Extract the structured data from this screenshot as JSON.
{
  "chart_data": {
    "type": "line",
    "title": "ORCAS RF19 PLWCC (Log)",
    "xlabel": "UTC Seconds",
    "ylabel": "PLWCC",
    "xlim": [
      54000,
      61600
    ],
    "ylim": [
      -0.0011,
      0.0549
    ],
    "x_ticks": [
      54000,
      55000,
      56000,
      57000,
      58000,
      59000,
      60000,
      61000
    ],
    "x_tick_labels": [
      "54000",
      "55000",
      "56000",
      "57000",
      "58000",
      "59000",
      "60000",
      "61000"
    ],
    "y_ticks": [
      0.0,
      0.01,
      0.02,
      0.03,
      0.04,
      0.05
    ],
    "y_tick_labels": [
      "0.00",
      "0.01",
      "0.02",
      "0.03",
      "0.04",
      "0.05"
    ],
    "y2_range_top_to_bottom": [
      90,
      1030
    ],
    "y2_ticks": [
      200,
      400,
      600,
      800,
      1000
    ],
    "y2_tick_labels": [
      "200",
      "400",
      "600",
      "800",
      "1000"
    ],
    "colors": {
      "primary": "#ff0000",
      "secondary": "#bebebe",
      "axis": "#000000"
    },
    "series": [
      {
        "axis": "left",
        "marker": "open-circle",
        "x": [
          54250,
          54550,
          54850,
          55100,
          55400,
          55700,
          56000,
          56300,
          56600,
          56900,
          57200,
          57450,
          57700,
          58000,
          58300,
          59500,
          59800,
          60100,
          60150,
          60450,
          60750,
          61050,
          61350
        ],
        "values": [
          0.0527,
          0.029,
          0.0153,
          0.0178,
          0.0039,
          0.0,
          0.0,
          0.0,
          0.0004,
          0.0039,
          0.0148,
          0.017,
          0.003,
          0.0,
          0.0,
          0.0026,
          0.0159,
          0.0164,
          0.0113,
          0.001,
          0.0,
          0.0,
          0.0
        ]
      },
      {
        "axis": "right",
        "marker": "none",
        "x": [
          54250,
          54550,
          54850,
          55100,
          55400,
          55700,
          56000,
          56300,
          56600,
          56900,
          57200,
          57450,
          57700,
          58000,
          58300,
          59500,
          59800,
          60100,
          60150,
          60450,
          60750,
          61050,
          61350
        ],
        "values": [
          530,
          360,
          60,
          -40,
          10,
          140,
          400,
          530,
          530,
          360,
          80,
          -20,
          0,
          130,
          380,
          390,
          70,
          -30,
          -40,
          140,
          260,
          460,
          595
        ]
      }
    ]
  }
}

_ _ _ _ _ _ _

**WHAT IS NEEDED:**
Count the lines in the records above that contain the word "PLWCC", and give only that number.

**CORRECT ANSWER:**
2